INSTRUCTION: Write out every line below that includes the word "ДанныеОтгрузки".

>> Begin RECORDS PROVIDED

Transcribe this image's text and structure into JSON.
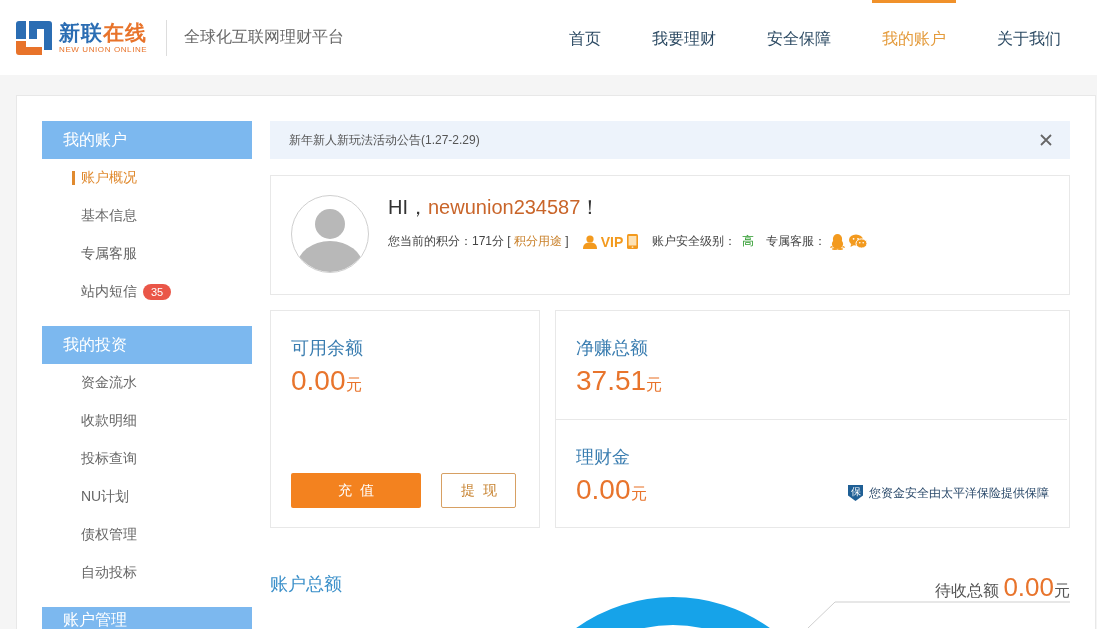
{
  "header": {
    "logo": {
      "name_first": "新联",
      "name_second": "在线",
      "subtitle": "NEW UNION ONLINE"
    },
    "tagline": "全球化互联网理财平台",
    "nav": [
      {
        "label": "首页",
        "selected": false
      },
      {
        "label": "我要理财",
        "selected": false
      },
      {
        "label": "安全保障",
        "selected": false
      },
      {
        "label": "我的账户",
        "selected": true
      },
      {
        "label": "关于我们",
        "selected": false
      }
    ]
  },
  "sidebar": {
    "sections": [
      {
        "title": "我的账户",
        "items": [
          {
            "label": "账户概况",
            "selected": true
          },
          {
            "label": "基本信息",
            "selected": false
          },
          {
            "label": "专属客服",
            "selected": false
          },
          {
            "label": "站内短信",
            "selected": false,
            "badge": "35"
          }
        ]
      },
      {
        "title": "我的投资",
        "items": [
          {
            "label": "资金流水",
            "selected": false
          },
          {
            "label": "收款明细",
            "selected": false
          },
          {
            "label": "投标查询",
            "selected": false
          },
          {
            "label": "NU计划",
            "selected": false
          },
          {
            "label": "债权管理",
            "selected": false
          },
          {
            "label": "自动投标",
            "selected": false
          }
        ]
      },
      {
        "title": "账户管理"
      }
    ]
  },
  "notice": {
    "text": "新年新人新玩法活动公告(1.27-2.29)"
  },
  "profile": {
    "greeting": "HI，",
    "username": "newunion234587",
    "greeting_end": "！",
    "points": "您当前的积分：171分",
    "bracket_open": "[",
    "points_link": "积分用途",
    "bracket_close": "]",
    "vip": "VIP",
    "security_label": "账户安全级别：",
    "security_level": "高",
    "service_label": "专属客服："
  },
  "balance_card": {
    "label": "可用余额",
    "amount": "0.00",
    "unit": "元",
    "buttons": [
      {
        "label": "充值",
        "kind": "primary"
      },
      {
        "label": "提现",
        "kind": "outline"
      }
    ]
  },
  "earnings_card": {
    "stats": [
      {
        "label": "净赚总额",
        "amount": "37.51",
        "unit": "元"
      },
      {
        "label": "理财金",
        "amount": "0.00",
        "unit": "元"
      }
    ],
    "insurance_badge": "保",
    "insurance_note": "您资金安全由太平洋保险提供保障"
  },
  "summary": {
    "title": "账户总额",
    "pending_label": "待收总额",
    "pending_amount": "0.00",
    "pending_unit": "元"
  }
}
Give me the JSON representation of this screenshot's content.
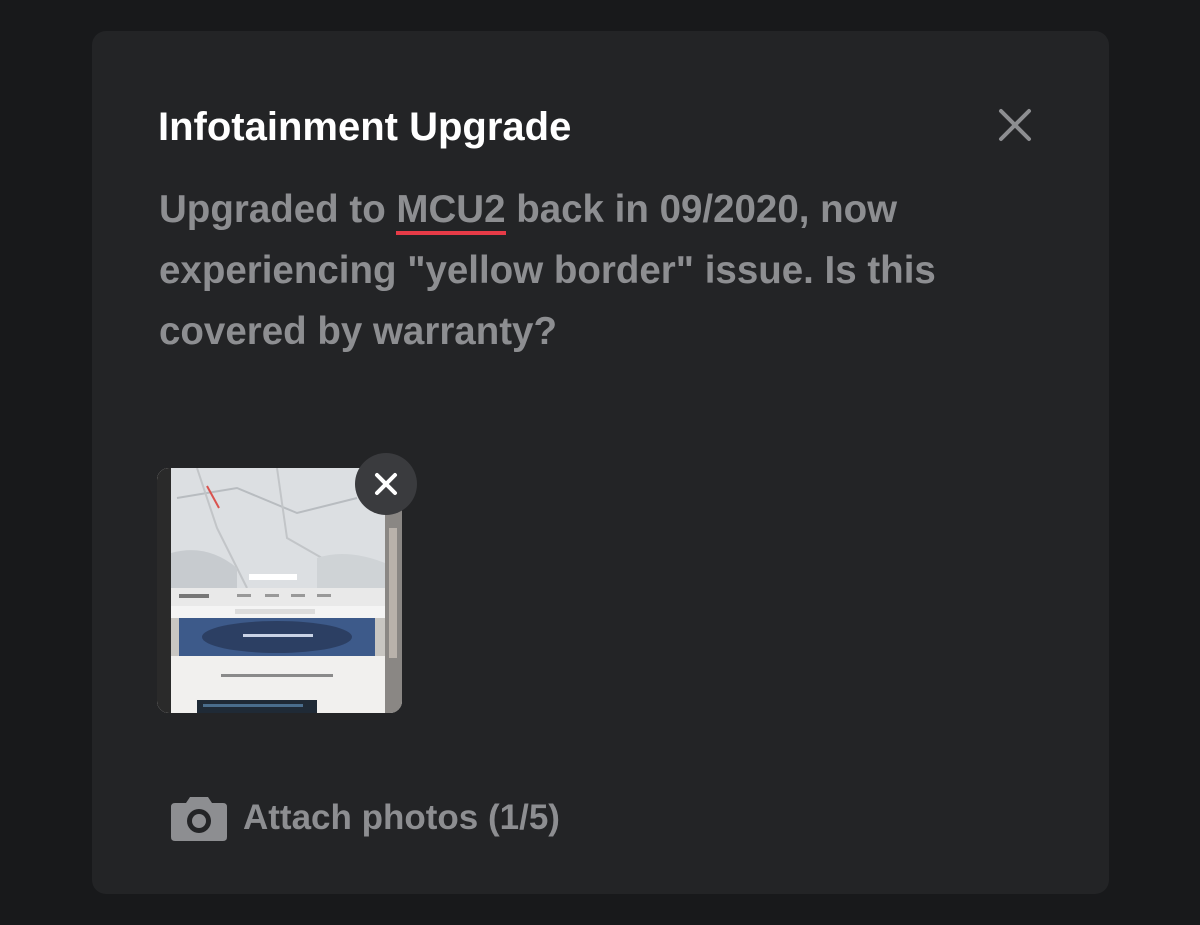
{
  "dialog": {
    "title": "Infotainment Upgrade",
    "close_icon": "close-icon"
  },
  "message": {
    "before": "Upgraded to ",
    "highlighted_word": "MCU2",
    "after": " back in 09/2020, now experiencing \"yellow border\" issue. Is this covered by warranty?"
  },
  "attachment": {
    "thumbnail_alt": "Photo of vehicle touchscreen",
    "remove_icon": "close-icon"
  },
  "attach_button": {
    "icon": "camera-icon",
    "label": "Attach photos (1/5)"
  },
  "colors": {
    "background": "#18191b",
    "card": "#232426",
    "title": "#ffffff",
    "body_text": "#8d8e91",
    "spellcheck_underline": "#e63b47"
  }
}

>> End RECORDS PROVIDED
>> Begin RECORDS PROVIDED

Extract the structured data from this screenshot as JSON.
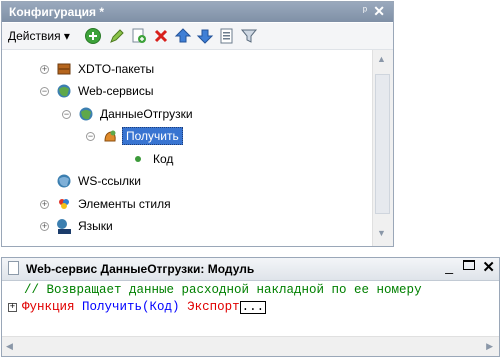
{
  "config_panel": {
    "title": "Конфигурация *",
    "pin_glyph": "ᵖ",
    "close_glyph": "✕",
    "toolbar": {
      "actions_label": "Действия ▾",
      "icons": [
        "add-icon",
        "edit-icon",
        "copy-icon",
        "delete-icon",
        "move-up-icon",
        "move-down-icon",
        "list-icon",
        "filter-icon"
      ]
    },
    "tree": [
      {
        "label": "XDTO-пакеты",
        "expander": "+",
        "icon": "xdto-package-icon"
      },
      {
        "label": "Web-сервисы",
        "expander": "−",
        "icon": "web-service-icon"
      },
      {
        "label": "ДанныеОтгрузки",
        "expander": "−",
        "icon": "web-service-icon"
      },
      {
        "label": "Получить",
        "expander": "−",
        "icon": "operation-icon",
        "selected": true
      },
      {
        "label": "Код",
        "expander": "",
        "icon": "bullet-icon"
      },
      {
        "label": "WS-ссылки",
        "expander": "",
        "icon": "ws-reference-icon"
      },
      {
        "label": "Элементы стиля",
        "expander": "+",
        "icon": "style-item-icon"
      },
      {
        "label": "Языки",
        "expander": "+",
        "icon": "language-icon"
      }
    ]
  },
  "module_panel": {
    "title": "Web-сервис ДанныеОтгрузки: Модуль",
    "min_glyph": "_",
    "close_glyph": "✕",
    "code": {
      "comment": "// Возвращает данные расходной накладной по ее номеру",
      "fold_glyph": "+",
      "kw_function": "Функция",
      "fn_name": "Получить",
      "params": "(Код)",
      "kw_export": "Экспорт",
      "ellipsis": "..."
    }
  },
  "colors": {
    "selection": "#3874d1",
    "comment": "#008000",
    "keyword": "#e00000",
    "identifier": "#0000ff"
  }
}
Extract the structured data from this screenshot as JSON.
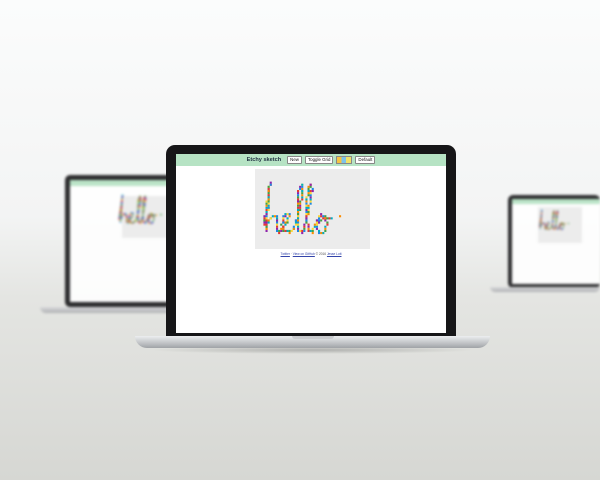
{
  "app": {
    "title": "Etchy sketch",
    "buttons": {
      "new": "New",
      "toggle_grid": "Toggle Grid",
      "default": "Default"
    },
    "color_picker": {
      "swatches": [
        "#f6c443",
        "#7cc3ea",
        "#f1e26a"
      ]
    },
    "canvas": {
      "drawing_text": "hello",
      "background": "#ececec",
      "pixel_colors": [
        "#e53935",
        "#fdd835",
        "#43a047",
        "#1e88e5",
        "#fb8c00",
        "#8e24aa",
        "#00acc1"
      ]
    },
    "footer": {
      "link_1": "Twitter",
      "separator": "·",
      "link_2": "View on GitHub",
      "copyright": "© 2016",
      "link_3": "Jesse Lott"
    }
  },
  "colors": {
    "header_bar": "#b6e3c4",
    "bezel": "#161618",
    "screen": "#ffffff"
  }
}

>> End RECORDS PROVIDED

WRITTEN ANSWER:
        "label": "ДанныеОтгрузки",
    "title": "Web-сервис ДанныеОтгрузки: Модуль",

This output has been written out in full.